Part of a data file
┄┄┄┄┄┄

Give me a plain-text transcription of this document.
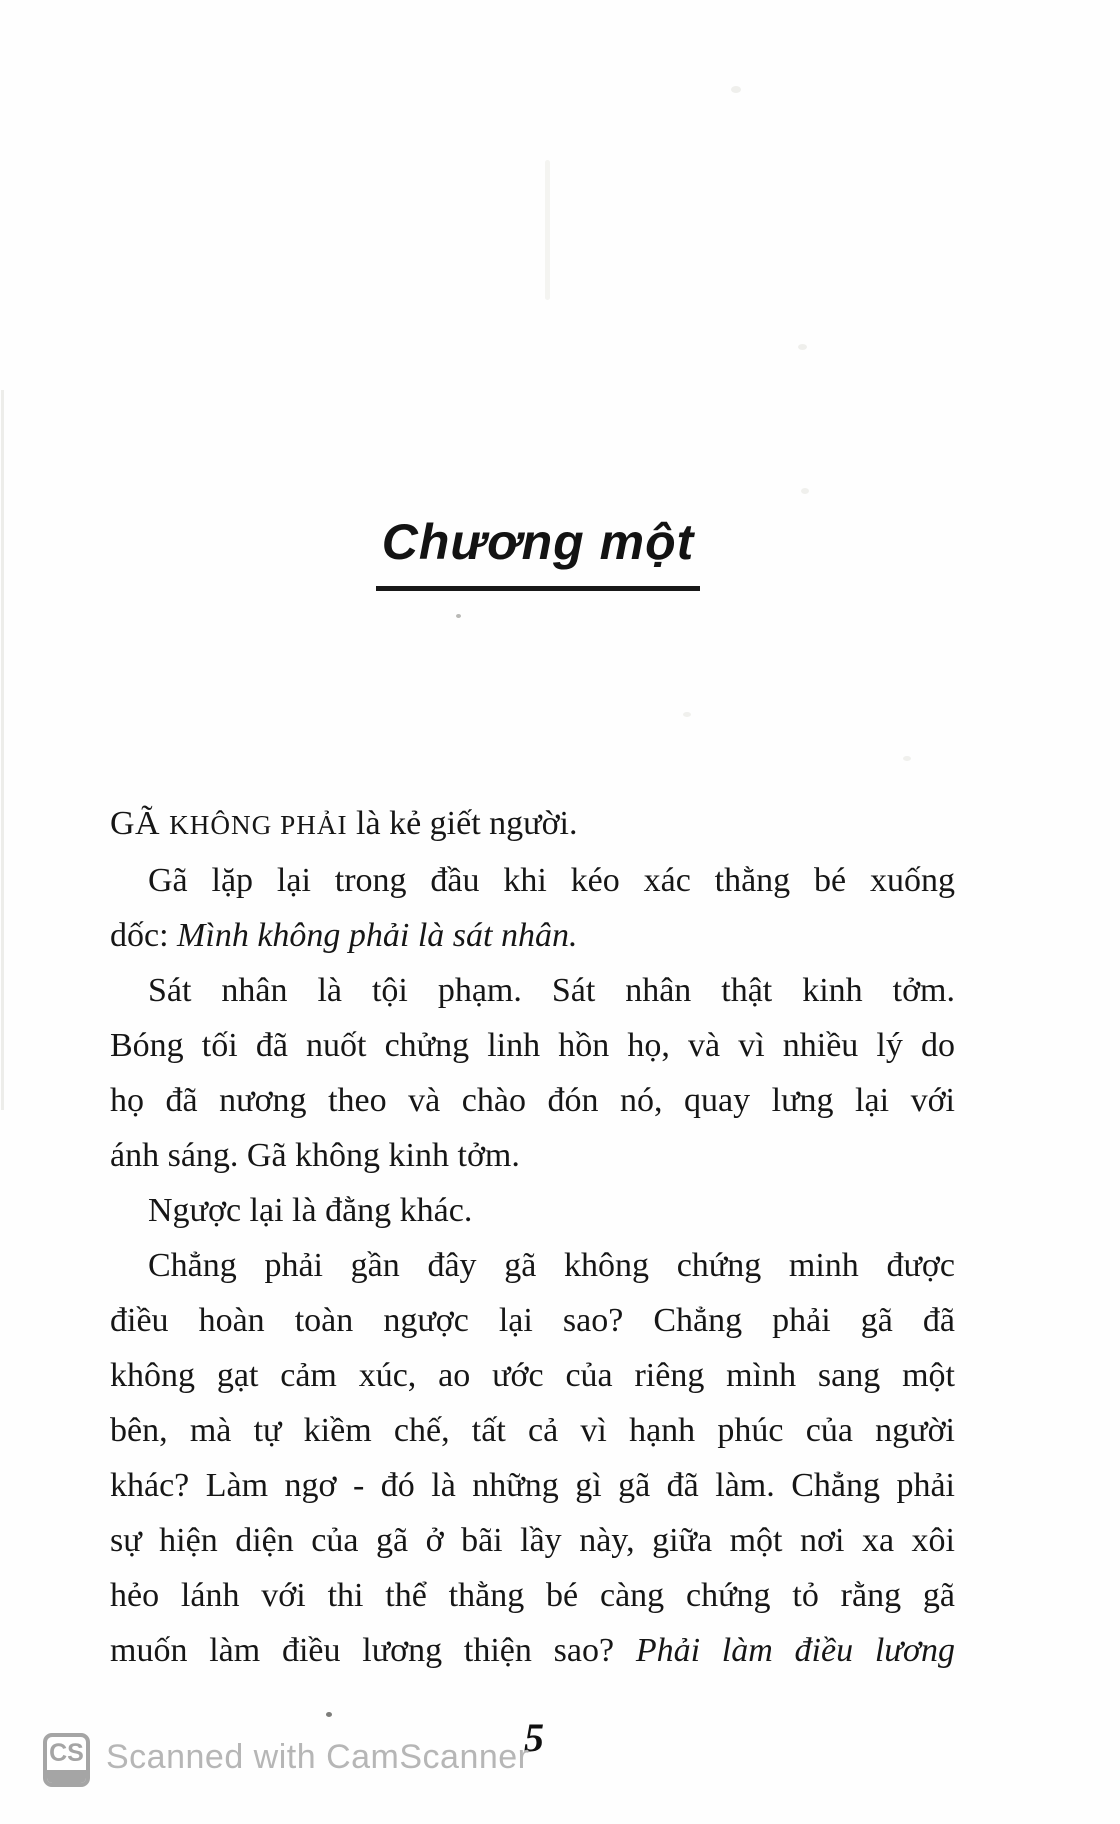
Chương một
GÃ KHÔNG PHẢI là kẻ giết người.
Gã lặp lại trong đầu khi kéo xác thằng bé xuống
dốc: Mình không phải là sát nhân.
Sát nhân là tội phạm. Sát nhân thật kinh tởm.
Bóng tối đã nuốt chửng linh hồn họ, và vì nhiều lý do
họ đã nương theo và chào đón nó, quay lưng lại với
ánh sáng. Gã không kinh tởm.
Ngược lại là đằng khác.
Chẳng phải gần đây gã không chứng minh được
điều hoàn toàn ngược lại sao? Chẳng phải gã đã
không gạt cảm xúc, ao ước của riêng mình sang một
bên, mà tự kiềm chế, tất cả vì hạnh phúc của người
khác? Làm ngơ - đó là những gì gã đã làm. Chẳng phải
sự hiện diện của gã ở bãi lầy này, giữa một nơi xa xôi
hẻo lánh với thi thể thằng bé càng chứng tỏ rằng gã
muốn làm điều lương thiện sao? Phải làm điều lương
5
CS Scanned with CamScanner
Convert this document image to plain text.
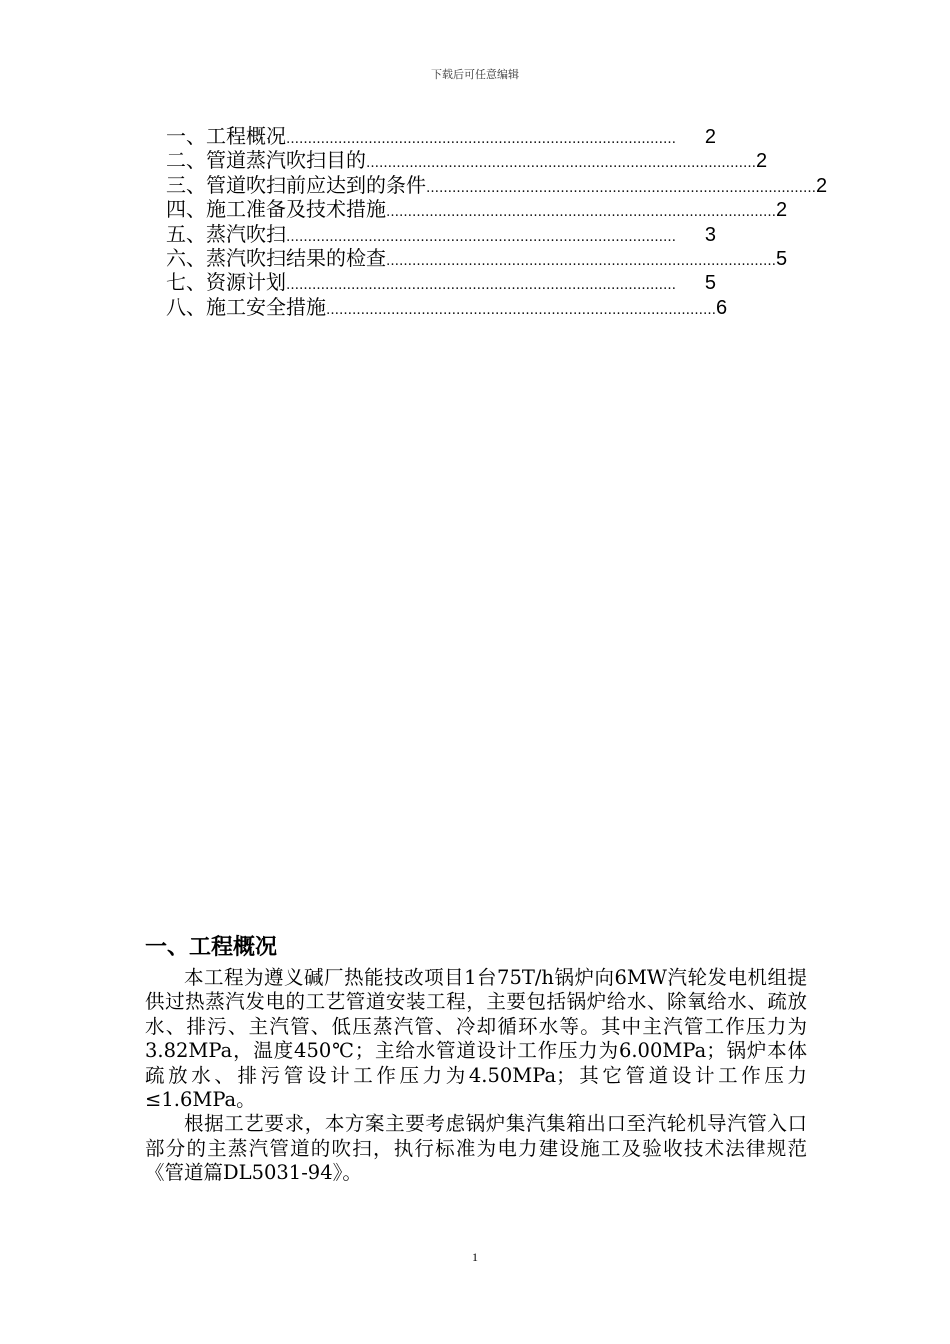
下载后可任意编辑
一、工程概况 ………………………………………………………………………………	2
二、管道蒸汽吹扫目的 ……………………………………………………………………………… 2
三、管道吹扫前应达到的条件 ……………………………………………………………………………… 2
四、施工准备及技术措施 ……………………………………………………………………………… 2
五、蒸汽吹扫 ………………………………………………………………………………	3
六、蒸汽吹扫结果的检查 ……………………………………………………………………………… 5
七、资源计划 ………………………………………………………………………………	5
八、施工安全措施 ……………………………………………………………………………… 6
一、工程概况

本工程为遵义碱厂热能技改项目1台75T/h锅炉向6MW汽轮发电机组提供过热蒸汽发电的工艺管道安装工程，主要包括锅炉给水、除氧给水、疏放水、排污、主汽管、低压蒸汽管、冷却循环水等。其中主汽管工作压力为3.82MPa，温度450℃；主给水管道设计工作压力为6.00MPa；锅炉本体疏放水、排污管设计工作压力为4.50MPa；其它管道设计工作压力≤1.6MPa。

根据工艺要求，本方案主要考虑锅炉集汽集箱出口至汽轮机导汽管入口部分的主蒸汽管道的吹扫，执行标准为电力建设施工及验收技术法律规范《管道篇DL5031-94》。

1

┄┄┄┄┄┄

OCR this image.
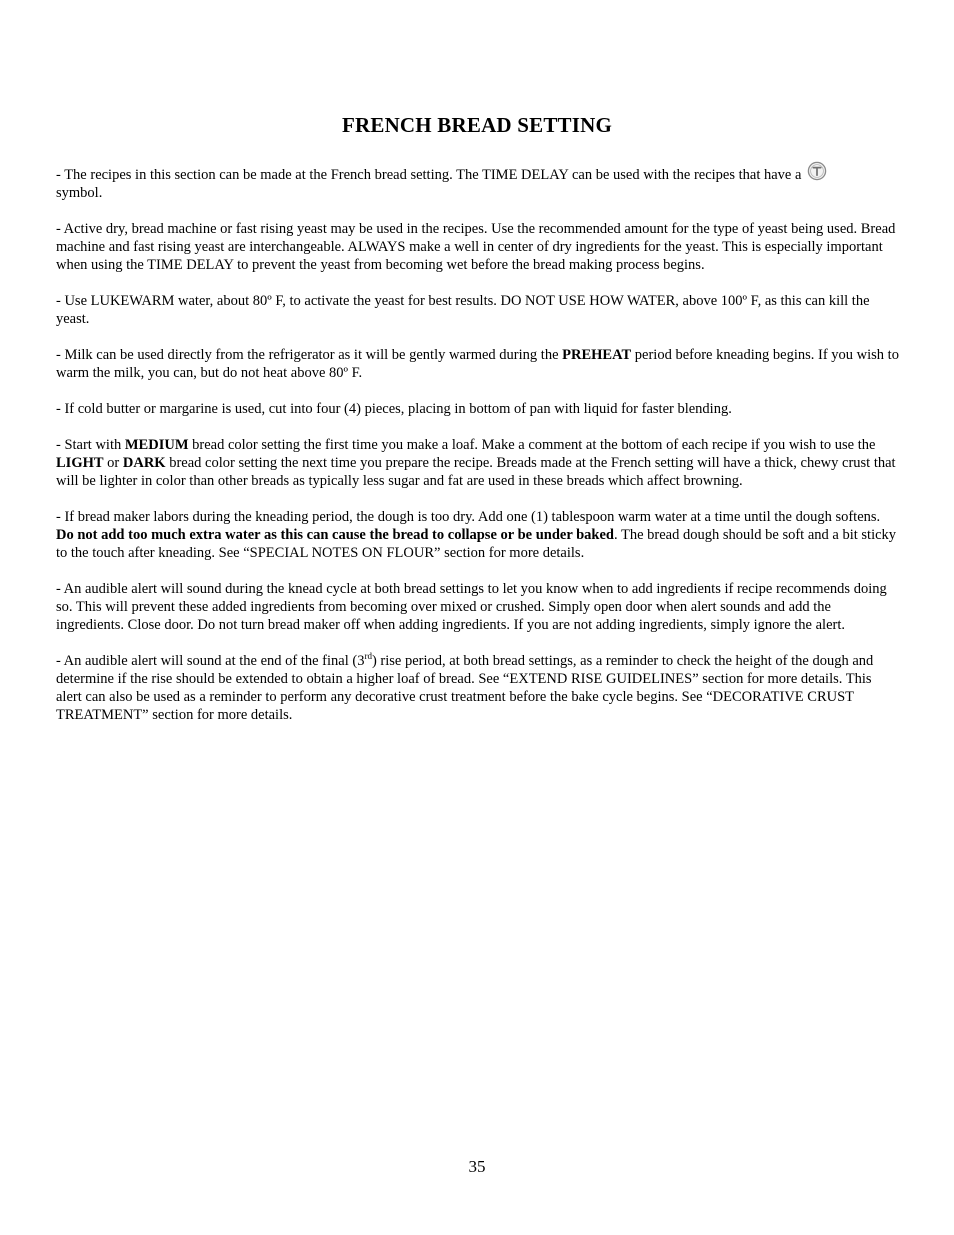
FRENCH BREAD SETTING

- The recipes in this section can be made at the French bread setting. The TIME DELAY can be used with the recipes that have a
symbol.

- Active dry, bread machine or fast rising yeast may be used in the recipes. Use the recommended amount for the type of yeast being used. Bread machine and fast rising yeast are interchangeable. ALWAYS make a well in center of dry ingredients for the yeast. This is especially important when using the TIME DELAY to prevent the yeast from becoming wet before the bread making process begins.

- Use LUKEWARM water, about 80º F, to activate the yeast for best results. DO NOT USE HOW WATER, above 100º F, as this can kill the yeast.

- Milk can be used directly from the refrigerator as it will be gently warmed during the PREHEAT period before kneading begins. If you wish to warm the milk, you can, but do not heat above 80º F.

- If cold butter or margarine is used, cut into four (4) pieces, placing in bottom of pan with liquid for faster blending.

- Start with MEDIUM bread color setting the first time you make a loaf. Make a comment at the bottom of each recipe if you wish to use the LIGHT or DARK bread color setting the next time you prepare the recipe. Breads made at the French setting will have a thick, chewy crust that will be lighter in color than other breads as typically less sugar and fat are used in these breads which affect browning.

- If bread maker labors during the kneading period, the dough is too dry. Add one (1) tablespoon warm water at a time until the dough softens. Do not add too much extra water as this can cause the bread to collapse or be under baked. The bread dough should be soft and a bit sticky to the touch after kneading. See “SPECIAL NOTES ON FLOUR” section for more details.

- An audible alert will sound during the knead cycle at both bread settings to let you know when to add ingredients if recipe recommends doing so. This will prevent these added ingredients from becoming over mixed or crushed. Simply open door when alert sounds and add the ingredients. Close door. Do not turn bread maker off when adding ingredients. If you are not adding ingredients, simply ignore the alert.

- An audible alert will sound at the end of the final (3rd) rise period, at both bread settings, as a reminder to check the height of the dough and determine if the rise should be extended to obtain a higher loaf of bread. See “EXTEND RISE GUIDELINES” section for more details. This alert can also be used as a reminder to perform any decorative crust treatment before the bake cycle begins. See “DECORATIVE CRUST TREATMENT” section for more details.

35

┄┄┄┄┄┄

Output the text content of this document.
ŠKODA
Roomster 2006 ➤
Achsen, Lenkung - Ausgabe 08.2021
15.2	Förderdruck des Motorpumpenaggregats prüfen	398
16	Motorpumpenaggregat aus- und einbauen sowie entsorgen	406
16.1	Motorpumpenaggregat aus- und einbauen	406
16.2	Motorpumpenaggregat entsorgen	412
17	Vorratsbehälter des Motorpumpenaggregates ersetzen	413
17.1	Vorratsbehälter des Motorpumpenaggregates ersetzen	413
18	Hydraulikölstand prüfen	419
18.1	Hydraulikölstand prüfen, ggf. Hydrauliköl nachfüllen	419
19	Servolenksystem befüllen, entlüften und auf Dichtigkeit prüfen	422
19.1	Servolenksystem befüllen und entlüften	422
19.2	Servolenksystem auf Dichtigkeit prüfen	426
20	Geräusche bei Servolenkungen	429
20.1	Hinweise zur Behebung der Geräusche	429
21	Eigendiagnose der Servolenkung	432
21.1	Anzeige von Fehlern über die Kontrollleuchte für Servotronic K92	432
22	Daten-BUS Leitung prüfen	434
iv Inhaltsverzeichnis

┄┄┄┄┄┄

- Set problem: In the entries above, find every line with the word "entsorgen" and list it.

- Task solution:
16	Motorpumpenaggregat aus- und einbauen sowie entsorgen	406
16.2	Motorpumpenaggregat entsorgen	412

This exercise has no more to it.